───── Dataset extract ─────

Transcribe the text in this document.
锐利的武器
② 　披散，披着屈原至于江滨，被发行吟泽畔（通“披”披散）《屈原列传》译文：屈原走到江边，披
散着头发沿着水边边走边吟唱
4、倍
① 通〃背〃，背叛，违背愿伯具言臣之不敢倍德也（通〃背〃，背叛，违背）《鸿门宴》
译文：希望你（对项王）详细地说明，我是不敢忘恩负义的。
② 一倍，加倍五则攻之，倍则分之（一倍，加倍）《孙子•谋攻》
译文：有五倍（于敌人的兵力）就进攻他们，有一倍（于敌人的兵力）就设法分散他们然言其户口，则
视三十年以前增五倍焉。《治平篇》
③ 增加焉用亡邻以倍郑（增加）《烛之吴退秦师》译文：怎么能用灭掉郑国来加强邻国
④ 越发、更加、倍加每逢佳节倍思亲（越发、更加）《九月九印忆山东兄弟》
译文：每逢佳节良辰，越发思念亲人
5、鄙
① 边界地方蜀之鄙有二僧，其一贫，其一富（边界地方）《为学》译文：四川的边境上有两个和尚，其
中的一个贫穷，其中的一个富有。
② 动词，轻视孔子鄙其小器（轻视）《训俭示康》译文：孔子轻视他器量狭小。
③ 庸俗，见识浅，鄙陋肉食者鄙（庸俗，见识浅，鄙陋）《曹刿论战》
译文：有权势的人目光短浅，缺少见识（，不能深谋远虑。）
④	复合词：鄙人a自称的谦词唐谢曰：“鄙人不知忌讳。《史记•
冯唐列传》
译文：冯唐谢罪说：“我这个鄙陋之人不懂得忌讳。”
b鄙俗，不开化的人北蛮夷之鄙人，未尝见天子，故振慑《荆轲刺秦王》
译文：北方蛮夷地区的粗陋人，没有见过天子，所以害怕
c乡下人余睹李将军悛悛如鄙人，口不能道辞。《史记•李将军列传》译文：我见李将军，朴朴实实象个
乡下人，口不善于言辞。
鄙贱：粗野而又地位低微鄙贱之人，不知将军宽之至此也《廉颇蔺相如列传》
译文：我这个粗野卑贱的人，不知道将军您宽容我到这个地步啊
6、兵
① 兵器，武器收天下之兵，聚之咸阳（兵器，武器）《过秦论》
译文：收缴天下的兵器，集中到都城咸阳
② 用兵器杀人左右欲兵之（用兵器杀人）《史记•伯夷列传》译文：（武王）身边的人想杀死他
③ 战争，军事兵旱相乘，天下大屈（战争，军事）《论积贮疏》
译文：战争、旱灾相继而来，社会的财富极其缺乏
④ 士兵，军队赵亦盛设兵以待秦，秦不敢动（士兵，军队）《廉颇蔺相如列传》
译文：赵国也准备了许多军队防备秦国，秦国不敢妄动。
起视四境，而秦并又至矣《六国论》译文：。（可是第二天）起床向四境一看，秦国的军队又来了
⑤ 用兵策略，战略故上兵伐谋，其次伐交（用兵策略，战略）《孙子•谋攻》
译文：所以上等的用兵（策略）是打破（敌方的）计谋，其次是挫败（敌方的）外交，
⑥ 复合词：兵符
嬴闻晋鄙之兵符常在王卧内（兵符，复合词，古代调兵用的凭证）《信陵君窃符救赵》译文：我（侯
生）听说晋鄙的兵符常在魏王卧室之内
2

─────

Problem description:
Recopy the whole listing exactly.

Exercise output:
Transcribe the text in this document.
锐利的武器
② 　披散，披着屈原至于江滨，被发行吟泽畔（通“披”披散）《屈原列传》译文：屈原走到江边，披
散着头发沿着水边边走边吟唱
4、倍
① 通〃背〃，背叛，违背愿伯具言臣之不敢倍德也（通〃背〃，背叛，违背）《鸿门宴》
译文：希望你（对项王）详细地说明，我是不敢忘恩负义的。
② 一倍，加倍五则攻之，倍则分之（一倍，加倍）《孙子•谋攻》
译文：有五倍（于敌人的兵力）就进攻他们，有一倍（于敌人的兵力）就设法分散他们然言其户口，则
视三十年以前增五倍焉。《治平篇》
③ 增加焉用亡邻以倍郑（增加）《烛之吴退秦师》译文：怎么能用灭掉郑国来加强邻国
④ 越发、更加、倍加每逢佳节倍思亲（越发、更加）《九月九印忆山东兄弟》
译文：每逢佳节良辰，越发思念亲人
5、鄙
① 边界地方蜀之鄙有二僧，其一贫，其一富（边界地方）《为学》译文：四川的边境上有两个和尚，其
中的一个贫穷，其中的一个富有。
② 动词，轻视孔子鄙其小器（轻视）《训俭示康》译文：孔子轻视他器量狭小。
③ 庸俗，见识浅，鄙陋肉食者鄙（庸俗，见识浅，鄙陋）《曹刿论战》
译文：有权势的人目光短浅，缺少见识（，不能深谋远虑。）
④	复合词：鄙人a自称的谦词唐谢曰：“鄙人不知忌讳。《史记•
冯唐列传》
译文：冯唐谢罪说：“我这个鄙陋之人不懂得忌讳。”
b鄙俗，不开化的人北蛮夷之鄙人，未尝见天子，故振慑《荆轲刺秦王》
译文：北方蛮夷地区的粗陋人，没有见过天子，所以害怕
c乡下人余睹李将军悛悛如鄙人，口不能道辞。《史记•李将军列传》译文：我见李将军，朴朴实实象个
乡下人，口不善于言辞。
鄙贱：粗野而又地位低微鄙贱之人，不知将军宽之至此也《廉颇蔺相如列传》
译文：我这个粗野卑贱的人，不知道将军您宽容我到这个地步啊
6、兵
① 兵器，武器收天下之兵，聚之咸阳（兵器，武器）《过秦论》
译文：收缴天下的兵器，集中到都城咸阳
② 用兵器杀人左右欲兵之（用兵器杀人）《史记•伯夷列传》译文：（武王）身边的人想杀死他
③ 战争，军事兵旱相乘，天下大屈（战争，军事）《论积贮疏》
译文：战争、旱灾相继而来，社会的财富极其缺乏
④ 士兵，军队赵亦盛设兵以待秦，秦不敢动（士兵，军队）《廉颇蔺相如列传》
译文：赵国也准备了许多军队防备秦国，秦国不敢妄动。
起视四境，而秦并又至矣《六国论》译文：。（可是第二天）起床向四境一看，秦国的军队又来了
⑤ 用兵策略，战略故上兵伐谋，其次伐交（用兵策略，战略）《孙子•谋攻》
译文：所以上等的用兵（策略）是打破（敌方的）计谋，其次是挫败（敌方的）外交，
⑥ 复合词：兵符
嬴闻晋鄙之兵符常在王卧内（兵符，复合词，古代调兵用的凭证）《信陵君窃符救赵》译文：我（侯
生）听说晋鄙的兵符常在魏王卧室之内
2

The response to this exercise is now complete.